■ Set problem: Wherever the word "kinetyczna" turns up in a line of the entries, copy that line.

━━━━

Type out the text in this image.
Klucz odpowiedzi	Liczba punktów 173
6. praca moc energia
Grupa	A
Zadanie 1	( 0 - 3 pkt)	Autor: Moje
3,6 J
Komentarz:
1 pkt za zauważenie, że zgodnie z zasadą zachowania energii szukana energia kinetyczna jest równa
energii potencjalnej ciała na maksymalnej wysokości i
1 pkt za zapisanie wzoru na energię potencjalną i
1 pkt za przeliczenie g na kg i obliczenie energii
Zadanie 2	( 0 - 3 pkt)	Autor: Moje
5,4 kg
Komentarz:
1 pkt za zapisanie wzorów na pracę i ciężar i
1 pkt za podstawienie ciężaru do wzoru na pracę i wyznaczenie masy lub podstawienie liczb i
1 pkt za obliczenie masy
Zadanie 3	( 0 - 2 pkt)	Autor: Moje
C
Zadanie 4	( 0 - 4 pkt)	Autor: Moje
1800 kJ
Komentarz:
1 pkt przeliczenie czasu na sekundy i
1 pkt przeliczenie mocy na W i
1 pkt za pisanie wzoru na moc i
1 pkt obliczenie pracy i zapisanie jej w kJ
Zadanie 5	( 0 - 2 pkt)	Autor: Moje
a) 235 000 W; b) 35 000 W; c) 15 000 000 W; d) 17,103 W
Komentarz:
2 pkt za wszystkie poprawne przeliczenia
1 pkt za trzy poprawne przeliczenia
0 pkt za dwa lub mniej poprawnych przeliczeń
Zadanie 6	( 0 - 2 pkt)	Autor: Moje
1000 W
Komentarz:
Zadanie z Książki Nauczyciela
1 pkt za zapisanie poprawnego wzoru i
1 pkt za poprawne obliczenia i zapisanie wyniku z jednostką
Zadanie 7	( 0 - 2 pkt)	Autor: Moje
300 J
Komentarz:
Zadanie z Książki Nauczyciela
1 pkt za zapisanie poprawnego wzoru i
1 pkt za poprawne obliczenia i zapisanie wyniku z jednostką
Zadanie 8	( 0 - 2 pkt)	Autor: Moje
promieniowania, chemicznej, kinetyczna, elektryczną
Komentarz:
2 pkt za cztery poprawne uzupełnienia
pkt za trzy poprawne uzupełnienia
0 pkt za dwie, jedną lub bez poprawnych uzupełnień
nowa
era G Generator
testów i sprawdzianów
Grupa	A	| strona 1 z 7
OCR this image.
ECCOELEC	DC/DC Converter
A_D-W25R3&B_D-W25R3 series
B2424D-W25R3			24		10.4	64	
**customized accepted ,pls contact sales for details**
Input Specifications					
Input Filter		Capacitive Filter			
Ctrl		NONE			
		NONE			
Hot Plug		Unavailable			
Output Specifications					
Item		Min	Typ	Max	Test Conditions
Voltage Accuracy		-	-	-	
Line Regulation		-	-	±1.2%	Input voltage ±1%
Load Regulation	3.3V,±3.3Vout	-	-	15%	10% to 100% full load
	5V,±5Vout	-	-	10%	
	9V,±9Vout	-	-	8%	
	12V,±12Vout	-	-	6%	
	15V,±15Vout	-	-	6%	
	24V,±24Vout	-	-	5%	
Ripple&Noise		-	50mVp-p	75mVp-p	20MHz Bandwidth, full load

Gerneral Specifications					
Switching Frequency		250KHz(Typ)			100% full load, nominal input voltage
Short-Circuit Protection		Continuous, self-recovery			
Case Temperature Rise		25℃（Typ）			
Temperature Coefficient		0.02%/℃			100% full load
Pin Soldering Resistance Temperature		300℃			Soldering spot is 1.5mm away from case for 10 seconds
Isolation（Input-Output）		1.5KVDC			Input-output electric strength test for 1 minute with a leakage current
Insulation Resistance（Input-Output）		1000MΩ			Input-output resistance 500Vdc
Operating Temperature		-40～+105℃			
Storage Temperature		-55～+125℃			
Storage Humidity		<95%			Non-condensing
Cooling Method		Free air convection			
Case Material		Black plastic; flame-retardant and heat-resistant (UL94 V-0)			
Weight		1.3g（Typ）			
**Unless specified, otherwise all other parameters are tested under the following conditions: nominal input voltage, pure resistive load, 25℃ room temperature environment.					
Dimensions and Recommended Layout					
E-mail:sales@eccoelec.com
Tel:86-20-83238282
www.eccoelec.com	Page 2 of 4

━━━━

■ Expected answer:
1 pkt za zauważenie, że zgodnie z zasadą zachowania energii szukana energia kinetyczna jest równa
promieniowania, chemicznej, kinetyczna, elektryczną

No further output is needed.